What is needed:
Copy word for word the part of the records that starts with the line containing "639, 985, 653]" and ends with the line containing "623, 1009, 637]", including both of those lines.

Records supplied:
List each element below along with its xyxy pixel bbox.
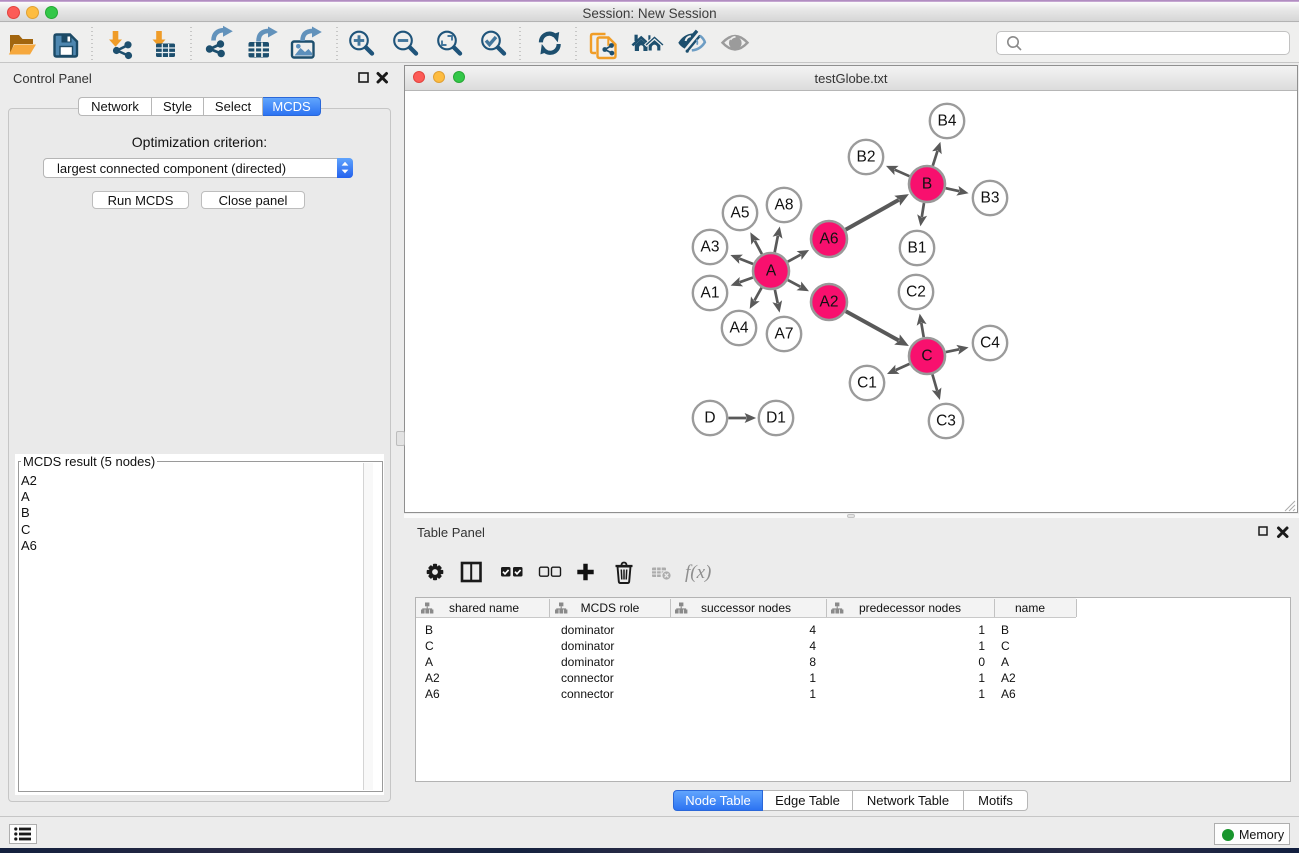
svg-text:1: 1	[978, 639, 985, 653]
svg-text:shared name: shared name	[449, 601, 519, 615]
svg-text:predecessor nodes: predecessor nodes	[859, 601, 961, 615]
svg-text:C1: C1	[857, 375, 877, 392]
svg-text:B3: B3	[981, 190, 1000, 207]
svg-text:4: 4	[809, 623, 816, 637]
svg-text:B1: B1	[908, 240, 927, 257]
svg-text:B: B	[1001, 623, 1009, 637]
svg-text:B2: B2	[857, 149, 876, 166]
svg-text:A8: A8	[775, 197, 794, 214]
svg-text:f(x): f(x)	[685, 562, 711, 583]
svg-text:0: 0	[978, 655, 985, 669]
svg-text:A5: A5	[731, 205, 750, 222]
svg-text:A2: A2	[1001, 671, 1016, 685]
svg-text:A: A	[1001, 655, 1009, 669]
svg-text:C2: C2	[906, 284, 926, 301]
svg-text:C3: C3	[936, 413, 956, 430]
svg-text:A2: A2	[820, 294, 839, 311]
svg-text:A4: A4	[730, 320, 749, 337]
svg-text:B: B	[425, 623, 433, 637]
svg-text:MCDS role: MCDS role	[581, 601, 640, 615]
svg-text:C: C	[425, 639, 434, 653]
svg-text:A2: A2	[425, 671, 440, 685]
svg-text:B: B	[922, 176, 932, 193]
svg-text:successor nodes: successor nodes	[701, 601, 791, 615]
svg-text:1: 1	[978, 687, 985, 701]
svg-text:D: D	[704, 410, 715, 427]
svg-text:A6: A6	[820, 231, 839, 248]
svg-text:A3: A3	[701, 239, 720, 256]
svg-text:A6: A6	[425, 687, 440, 701]
svg-text:A6: A6	[1001, 687, 1016, 701]
svg-text:C: C	[1001, 639, 1010, 653]
svg-text:name: name	[1015, 601, 1045, 615]
svg-text:D1: D1	[766, 410, 786, 427]
svg-text:4: 4	[809, 639, 816, 653]
svg-text:dominator: dominator	[561, 639, 614, 653]
svg-text:A: A	[766, 263, 777, 280]
svg-text:1: 1	[809, 671, 816, 685]
svg-text:A7: A7	[775, 326, 794, 343]
svg-text:A: A	[425, 655, 433, 669]
svg-text:1: 1	[978, 623, 985, 637]
svg-text:8: 8	[809, 655, 816, 669]
svg-text:dominator: dominator	[561, 623, 614, 637]
svg-text:C4: C4	[980, 335, 1000, 352]
svg-text:1: 1	[809, 687, 816, 701]
svg-text:dominator: dominator	[561, 655, 614, 669]
svg-text:1: 1	[978, 671, 985, 685]
svg-text:connector: connector	[561, 687, 614, 701]
svg-text:A1: A1	[701, 285, 720, 302]
svg-text:C: C	[921, 348, 932, 365]
svg-text:B4: B4	[938, 113, 957, 130]
svg-text:connector: connector	[561, 671, 614, 685]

Response to this exercise:
svg-text:1: 1	[978, 639, 985, 653]
svg-text:shared name: shared name	[449, 601, 519, 615]
svg-text:predecessor nodes: predecessor nodes	[859, 601, 961, 615]
svg-text:C1: C1	[857, 375, 877, 392]
svg-text:B3: B3	[981, 190, 1000, 207]
svg-text:4: 4	[809, 623, 816, 637]
svg-text:B1: B1	[908, 240, 927, 257]
svg-text:B: B	[1001, 623, 1009, 637]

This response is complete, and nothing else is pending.